— Given instruction —
Copy each line below that contains "إليها".

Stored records
(begin)

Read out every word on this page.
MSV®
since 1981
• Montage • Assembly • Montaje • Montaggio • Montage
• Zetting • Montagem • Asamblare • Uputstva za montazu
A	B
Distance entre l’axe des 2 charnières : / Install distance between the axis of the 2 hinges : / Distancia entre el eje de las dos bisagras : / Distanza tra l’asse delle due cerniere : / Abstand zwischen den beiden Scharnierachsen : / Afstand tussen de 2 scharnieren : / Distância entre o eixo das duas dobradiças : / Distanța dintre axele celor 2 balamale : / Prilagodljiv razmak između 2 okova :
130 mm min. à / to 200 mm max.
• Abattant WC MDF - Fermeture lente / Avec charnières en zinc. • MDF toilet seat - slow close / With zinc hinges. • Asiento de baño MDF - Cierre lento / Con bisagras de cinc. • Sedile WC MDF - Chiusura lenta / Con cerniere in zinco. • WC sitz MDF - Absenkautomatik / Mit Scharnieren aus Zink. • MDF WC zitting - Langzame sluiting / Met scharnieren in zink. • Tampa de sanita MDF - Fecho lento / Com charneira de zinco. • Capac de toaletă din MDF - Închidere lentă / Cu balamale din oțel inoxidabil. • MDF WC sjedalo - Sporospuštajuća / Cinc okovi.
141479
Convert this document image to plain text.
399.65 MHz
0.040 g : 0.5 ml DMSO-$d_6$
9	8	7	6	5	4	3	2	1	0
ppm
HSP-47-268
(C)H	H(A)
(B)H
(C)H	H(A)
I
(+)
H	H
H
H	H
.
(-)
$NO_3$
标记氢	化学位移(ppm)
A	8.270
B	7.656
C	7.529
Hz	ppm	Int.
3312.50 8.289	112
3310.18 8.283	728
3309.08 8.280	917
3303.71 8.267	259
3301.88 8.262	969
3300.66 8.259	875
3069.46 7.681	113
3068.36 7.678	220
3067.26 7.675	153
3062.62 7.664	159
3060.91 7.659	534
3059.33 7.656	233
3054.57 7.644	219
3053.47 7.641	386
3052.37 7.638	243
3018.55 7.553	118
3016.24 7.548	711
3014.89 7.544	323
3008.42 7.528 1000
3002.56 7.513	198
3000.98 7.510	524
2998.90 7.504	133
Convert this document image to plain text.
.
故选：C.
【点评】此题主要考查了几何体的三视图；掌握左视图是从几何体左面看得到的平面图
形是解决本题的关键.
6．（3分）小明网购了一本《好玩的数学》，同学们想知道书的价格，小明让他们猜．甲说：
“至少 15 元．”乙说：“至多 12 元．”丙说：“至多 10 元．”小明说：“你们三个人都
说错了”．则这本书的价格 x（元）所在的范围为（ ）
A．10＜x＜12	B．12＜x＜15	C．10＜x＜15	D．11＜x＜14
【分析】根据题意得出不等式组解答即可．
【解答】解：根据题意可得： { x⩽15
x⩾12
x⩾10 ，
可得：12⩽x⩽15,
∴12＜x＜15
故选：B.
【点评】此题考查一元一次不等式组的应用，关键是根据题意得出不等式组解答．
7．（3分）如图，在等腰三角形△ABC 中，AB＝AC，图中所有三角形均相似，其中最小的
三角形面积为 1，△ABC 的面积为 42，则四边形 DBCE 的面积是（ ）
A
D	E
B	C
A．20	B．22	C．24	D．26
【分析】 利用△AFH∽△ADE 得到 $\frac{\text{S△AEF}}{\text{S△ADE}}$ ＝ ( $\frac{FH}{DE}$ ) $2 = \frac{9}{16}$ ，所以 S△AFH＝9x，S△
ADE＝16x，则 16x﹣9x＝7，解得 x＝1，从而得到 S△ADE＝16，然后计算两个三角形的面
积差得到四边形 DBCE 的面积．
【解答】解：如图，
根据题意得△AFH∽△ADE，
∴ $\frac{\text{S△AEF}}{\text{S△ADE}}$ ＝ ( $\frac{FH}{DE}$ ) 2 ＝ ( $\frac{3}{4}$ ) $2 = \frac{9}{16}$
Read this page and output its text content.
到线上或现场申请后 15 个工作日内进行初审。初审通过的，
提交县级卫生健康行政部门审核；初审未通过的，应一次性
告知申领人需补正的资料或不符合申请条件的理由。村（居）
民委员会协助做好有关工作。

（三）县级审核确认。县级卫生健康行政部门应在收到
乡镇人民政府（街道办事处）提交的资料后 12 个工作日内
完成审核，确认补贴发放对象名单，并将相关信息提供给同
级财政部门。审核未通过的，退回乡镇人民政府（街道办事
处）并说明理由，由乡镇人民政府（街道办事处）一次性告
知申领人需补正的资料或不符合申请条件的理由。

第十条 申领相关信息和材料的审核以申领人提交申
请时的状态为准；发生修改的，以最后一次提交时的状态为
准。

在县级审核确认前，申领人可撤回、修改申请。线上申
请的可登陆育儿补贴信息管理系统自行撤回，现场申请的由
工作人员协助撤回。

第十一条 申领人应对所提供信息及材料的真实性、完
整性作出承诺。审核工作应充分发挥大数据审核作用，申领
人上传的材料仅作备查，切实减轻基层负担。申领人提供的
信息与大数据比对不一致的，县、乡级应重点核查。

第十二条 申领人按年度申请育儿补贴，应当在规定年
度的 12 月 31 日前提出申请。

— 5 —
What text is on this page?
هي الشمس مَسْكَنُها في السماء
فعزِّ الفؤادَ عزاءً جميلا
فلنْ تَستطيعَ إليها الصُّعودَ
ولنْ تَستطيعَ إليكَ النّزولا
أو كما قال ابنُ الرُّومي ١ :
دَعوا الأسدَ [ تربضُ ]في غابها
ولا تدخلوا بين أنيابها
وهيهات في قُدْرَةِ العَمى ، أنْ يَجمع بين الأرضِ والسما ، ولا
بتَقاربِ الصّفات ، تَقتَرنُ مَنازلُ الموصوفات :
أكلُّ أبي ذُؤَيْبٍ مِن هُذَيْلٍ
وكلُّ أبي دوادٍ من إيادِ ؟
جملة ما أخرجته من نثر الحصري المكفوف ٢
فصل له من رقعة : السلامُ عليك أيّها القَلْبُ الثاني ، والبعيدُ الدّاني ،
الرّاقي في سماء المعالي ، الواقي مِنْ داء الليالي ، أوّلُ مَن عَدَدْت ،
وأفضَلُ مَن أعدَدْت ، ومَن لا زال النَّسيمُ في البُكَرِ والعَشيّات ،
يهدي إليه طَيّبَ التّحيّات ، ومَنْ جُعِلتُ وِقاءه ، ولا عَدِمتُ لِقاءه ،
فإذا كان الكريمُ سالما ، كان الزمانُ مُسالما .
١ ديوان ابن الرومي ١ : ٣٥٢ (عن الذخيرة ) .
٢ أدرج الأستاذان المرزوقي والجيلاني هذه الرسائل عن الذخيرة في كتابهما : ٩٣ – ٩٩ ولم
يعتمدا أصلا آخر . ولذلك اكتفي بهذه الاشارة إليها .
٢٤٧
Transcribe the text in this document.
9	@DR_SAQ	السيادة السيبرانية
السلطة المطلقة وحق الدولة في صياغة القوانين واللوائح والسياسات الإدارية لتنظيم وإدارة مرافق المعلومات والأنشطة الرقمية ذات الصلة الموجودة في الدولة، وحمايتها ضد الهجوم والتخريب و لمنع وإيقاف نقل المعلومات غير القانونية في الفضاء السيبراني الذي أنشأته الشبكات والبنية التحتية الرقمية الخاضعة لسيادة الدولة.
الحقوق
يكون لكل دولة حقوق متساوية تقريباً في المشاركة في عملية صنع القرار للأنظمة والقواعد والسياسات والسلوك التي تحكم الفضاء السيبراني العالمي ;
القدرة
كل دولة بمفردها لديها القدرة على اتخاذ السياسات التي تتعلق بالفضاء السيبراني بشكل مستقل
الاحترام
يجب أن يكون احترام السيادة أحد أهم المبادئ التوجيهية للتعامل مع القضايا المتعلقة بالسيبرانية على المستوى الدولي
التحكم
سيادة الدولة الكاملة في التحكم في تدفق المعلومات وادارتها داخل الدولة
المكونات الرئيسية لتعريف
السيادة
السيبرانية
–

(end)

— Output of the task —
فلنْ تَستطيعَ إليها الصُّعودَ
يعتمدا أصلا آخر . ولذلك اكتفي بهذه الاشارة إليها .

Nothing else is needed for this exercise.